#### Material for this task ####

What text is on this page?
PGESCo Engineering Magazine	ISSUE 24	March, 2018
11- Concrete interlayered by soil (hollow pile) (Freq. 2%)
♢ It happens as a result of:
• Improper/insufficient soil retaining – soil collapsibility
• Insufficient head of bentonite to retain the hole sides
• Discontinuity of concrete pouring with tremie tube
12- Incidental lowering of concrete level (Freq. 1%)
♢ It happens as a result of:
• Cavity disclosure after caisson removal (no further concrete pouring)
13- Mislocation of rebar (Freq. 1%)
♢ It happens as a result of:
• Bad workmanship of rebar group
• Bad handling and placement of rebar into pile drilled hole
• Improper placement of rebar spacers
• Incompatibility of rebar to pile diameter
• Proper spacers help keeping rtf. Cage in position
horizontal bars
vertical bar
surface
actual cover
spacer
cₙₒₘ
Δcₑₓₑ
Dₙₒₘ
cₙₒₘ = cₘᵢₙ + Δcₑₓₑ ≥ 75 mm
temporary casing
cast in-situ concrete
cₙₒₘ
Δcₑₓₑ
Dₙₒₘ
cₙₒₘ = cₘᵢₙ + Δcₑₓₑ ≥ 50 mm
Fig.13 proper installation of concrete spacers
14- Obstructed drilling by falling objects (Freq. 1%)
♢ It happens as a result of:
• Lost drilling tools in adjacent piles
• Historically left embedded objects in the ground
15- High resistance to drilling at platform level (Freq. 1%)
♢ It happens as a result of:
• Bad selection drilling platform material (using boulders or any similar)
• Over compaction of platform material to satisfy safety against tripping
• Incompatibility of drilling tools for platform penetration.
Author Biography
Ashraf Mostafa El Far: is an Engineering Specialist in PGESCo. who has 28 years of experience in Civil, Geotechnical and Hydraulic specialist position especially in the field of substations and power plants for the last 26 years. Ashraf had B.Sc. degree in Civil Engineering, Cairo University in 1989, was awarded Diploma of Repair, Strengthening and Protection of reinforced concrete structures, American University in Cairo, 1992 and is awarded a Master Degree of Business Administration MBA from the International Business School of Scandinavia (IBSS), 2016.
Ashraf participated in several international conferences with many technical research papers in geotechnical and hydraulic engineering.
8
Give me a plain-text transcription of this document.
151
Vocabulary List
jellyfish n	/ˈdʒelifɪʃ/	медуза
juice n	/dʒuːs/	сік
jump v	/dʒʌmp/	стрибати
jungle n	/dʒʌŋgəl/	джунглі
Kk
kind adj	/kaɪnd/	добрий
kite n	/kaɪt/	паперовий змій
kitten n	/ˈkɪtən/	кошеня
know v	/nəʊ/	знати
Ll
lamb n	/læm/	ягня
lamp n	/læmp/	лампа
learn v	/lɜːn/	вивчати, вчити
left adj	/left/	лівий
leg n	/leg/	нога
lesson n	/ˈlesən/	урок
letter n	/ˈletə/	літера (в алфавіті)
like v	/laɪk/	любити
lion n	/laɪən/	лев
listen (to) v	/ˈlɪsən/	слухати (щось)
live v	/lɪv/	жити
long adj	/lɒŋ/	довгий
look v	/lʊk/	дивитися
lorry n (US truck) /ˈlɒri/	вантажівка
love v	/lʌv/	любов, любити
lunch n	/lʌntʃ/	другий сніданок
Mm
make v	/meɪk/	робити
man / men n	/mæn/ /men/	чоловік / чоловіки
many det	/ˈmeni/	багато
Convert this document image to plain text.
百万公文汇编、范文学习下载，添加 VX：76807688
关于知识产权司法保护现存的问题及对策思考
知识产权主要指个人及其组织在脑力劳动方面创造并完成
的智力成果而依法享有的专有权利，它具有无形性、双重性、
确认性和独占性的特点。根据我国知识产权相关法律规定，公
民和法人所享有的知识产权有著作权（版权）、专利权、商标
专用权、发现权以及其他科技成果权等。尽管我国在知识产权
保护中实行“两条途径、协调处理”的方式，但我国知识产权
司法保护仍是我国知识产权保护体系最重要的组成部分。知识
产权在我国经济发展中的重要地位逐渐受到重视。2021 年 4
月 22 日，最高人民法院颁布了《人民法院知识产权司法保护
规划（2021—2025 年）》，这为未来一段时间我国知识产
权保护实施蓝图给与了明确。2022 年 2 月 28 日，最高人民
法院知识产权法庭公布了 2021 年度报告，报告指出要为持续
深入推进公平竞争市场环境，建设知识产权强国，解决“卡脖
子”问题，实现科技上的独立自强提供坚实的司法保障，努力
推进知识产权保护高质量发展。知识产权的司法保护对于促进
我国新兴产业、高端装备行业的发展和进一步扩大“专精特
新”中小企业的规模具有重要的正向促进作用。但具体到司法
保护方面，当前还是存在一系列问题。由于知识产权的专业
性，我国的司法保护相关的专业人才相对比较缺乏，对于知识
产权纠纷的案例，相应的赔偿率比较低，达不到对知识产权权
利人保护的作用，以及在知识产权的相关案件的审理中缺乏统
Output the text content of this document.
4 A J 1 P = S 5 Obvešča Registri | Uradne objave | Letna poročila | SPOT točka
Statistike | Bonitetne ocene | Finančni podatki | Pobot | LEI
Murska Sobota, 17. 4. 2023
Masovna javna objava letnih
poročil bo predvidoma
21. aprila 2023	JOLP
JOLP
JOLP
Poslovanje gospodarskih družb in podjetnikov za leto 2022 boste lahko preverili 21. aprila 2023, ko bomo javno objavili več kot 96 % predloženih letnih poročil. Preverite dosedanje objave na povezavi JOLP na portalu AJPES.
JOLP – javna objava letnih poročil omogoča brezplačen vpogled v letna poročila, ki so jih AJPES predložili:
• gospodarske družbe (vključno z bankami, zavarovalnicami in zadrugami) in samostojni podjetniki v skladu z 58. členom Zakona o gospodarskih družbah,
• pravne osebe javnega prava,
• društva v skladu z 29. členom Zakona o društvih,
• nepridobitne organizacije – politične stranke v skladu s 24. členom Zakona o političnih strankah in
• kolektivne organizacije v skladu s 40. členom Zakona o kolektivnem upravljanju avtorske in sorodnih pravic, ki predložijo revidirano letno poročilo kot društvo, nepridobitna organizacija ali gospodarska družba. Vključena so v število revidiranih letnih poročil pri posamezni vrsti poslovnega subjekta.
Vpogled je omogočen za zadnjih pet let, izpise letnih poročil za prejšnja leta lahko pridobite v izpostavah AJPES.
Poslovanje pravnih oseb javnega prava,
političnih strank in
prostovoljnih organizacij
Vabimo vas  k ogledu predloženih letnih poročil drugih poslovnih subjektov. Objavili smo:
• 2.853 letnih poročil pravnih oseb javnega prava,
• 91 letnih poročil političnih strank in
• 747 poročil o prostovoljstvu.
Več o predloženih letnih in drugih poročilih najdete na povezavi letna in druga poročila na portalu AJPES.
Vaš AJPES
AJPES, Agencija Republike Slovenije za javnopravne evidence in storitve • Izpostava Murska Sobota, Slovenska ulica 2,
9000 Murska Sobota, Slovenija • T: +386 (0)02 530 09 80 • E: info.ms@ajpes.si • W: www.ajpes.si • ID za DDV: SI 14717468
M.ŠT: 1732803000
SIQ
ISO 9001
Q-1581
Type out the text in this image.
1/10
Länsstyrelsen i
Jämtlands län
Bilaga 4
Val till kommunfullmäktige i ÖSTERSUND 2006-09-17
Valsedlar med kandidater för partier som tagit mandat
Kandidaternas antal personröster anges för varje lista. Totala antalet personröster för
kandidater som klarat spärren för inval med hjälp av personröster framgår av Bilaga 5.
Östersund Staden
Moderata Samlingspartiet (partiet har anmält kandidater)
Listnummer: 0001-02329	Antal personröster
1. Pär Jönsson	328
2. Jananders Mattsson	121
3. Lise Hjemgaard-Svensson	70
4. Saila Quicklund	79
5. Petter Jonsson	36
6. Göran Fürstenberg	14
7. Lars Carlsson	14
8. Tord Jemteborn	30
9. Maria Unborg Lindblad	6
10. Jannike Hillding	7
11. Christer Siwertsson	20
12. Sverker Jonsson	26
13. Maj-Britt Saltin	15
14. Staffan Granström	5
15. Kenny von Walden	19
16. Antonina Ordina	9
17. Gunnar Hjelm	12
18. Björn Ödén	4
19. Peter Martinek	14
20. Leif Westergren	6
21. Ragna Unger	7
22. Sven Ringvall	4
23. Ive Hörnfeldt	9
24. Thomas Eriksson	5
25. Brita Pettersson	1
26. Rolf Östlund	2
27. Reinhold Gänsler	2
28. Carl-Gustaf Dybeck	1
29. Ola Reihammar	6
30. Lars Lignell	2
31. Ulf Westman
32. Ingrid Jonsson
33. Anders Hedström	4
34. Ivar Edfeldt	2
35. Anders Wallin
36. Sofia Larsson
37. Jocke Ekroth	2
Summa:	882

####

What to produce:
Within the material above, find the lines that contain the word "prava"; copy them.

Written answer:
• pravne osebe javnega prava,
Poslovanje pravnih oseb javnega prava,
• 2.853 letnih poročil pravnih oseb javnega prava,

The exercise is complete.